:: The task ::
Retype the records below word for word and omit any image.

:: Records for the exercise ::
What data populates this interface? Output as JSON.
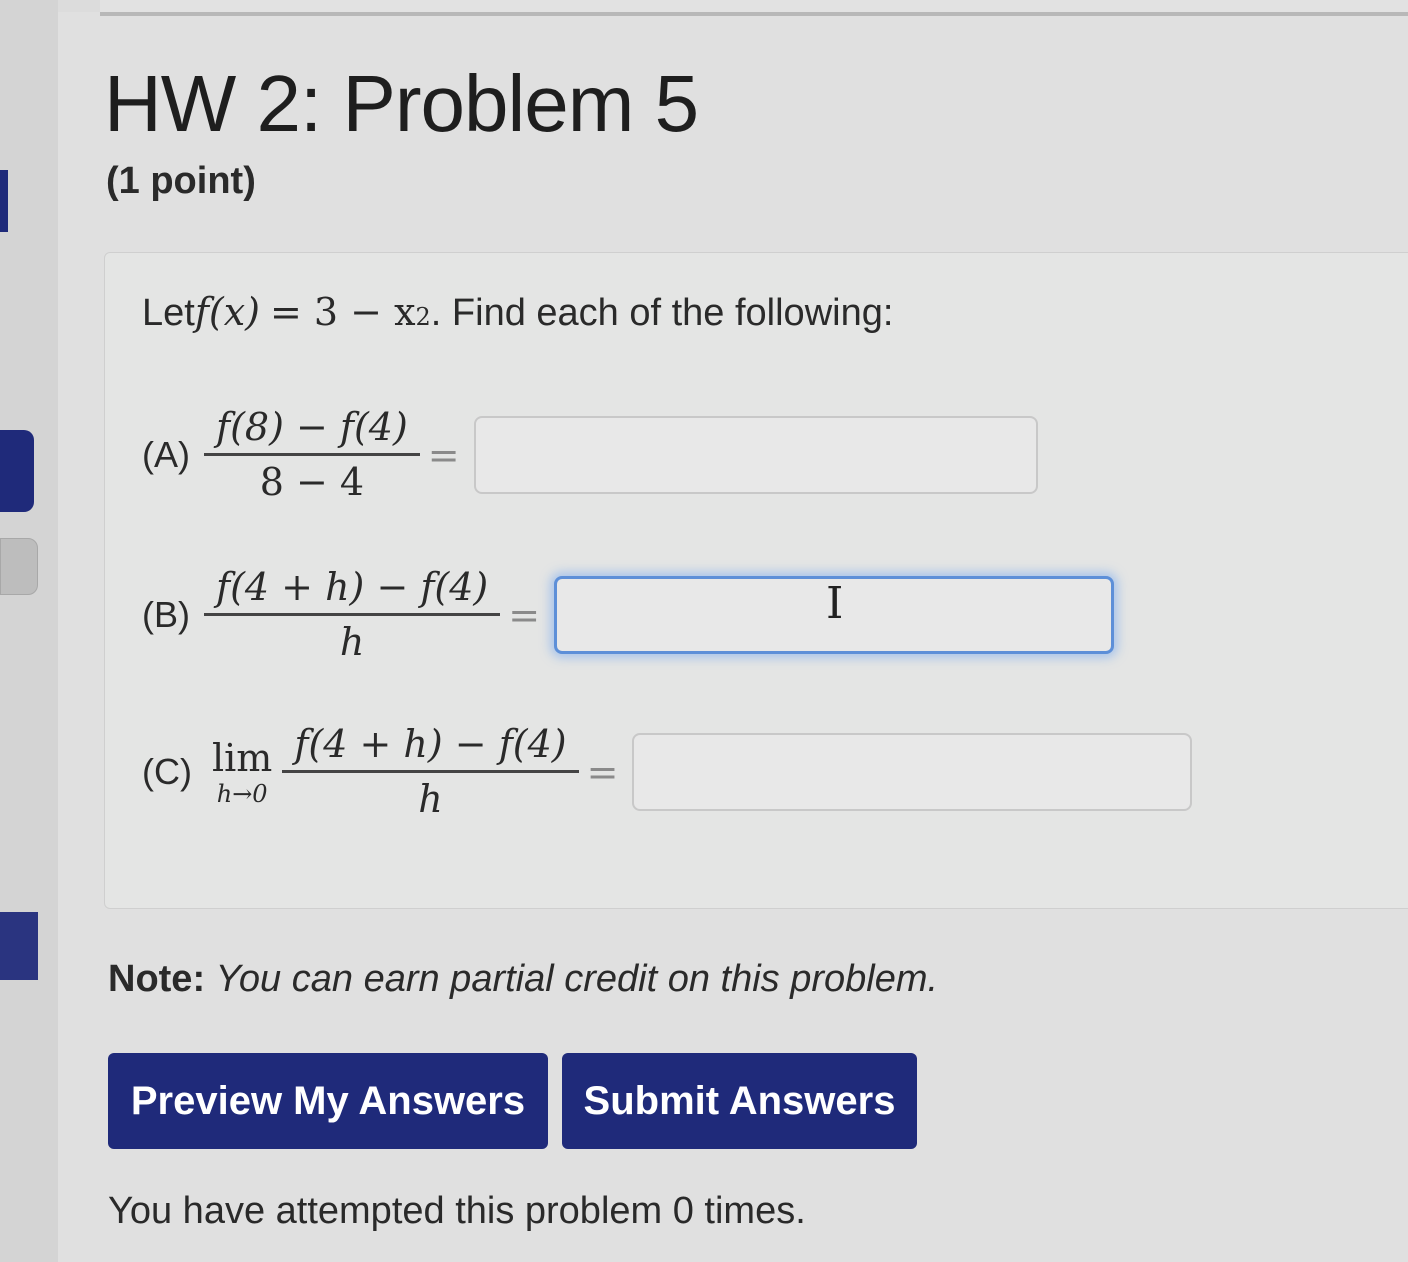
{
  "page": {
    "title": "HW 2: Problem 5",
    "points": "(1 point)"
  },
  "problem": {
    "statement_prefix": "Let ",
    "function_lhs": "f(x)",
    "function_rhs": "= 3 − x",
    "exponent": "2",
    "statement_suffix": ". Find each of the following:",
    "parts": [
      {
        "label": "(A)",
        "numerator": "f(8) − f(4)",
        "denominator": "8 − 4",
        "equals": "=",
        "value": ""
      },
      {
        "label": "(B)",
        "numerator": "f(4 + h) − f(4)",
        "denominator": "h",
        "equals": "=",
        "value": "",
        "focused": true
      },
      {
        "label": "(C)",
        "limit": "lim",
        "limit_sub": "h→0",
        "numerator": "f(4 + h) − f(4)",
        "denominator": "h",
        "equals": "=",
        "value": ""
      }
    ]
  },
  "note": {
    "label": "Note:",
    "text": "You can earn partial credit on this problem."
  },
  "buttons": {
    "preview": "Preview My Answers",
    "submit": "Submit Answers"
  },
  "attempts": "You have attempted this problem 0 times.",
  "colors": {
    "button_bg": "#1f2a7a",
    "focus_ring": "#5d8fd8"
  }
}
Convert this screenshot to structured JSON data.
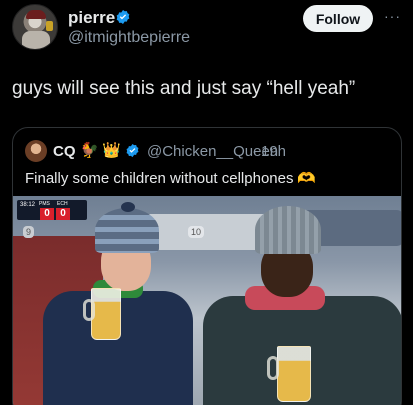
{
  "author": {
    "display_name": "pierre",
    "handle": "@itmightbepierre",
    "verified": true
  },
  "actions": {
    "follow_label": "Follow",
    "more_label": "···"
  },
  "tweet": {
    "text": "guys will see this and just say “hell yeah”"
  },
  "quoted_tweet": {
    "display_name": "CQ",
    "name_emojis": [
      "🐓",
      "👑"
    ],
    "verified": true,
    "handle": "@Chicken__Queen",
    "separator": "·",
    "time": "19h",
    "text": "Finally some children without cellphones",
    "text_emoji": "🫶",
    "photo": {
      "scoreboard": {
        "clock": "38:12",
        "team1": "PMS",
        "team2": "ECH",
        "score1": "0",
        "score2": "0"
      },
      "seat_number_left": "9",
      "seat_number_center": "10"
    }
  },
  "colors": {
    "background": "#000000",
    "text_primary": "#e7e9ea",
    "text_secondary": "#8b98a5",
    "verified_blue": "#1d9bf0",
    "follow_bg": "#eff3f4",
    "border": "#2f3336"
  }
}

:: Exercise answer ::
What data populates this interface? Output as JSON.
{
  "page": {
    "title": "HW 2: Problem 5",
    "points": "(1 point)"
  },
  "problem": {
    "statement_prefix": "Let ",
    "function_lhs": "f(x)",
    "function_rhs": "= 3 − x",
    "exponent": "2",
    "statement_suffix": ". Find each of the following:",
    "parts": [
      {
        "label": "(A)",
        "numerator": "f(8) − f(4)",
        "denominator": "8 − 4",
        "equals": "=",
        "value": ""
      },
      {
        "label": "(B)",
        "numerator": "f(4 + h) − f(4)",
        "denominator": "h",
        "equals": "=",
        "value": "",
        "focused": true
      },
      {
        "label": "(C)",
        "limit": "lim",
        "limit_sub": "h→0",
        "numerator": "f(4 + h) − f(4)",
        "denominator": "h",
        "equals": "=",
        "value": ""
      }
    ]
  },
  "note": {
    "label": "Note:",
    "text": "You can earn partial credit on this problem."
  },
  "buttons": {
    "preview": "Preview My Answers",
    "submit": "Submit Answers"
  },
  "attempts": "You have attempted this problem 0 times.",
  "colors": {
    "button_bg": "#1f2a7a",
    "focus_ring": "#5d8fd8"
  }
}
Convert this screenshot to structured JSON data.
{
  "author": {
    "display_name": "pierre",
    "handle": "@itmightbepierre",
    "verified": true
  },
  "actions": {
    "follow_label": "Follow",
    "more_label": "···"
  },
  "tweet": {
    "text": "guys will see this and just say “hell yeah”"
  },
  "quoted_tweet": {
    "display_name": "CQ",
    "name_emojis": [
      "🐓",
      "👑"
    ],
    "verified": true,
    "handle": "@Chicken__Queen",
    "separator": "·",
    "time": "19h",
    "text": "Finally some children without cellphones",
    "text_emoji": "🫶",
    "photo": {
      "scoreboard": {
        "clock": "38:12",
        "team1": "PMS",
        "team2": "ECH",
        "score1": "0",
        "score2": "0"
      },
      "seat_number_left": "9",
      "seat_number_center": "10"
    }
  },
  "colors": {
    "background": "#000000",
    "text_primary": "#e7e9ea",
    "text_secondary": "#8b98a5",
    "verified_blue": "#1d9bf0",
    "follow_bg": "#eff3f4",
    "border": "#2f3336"
  }
}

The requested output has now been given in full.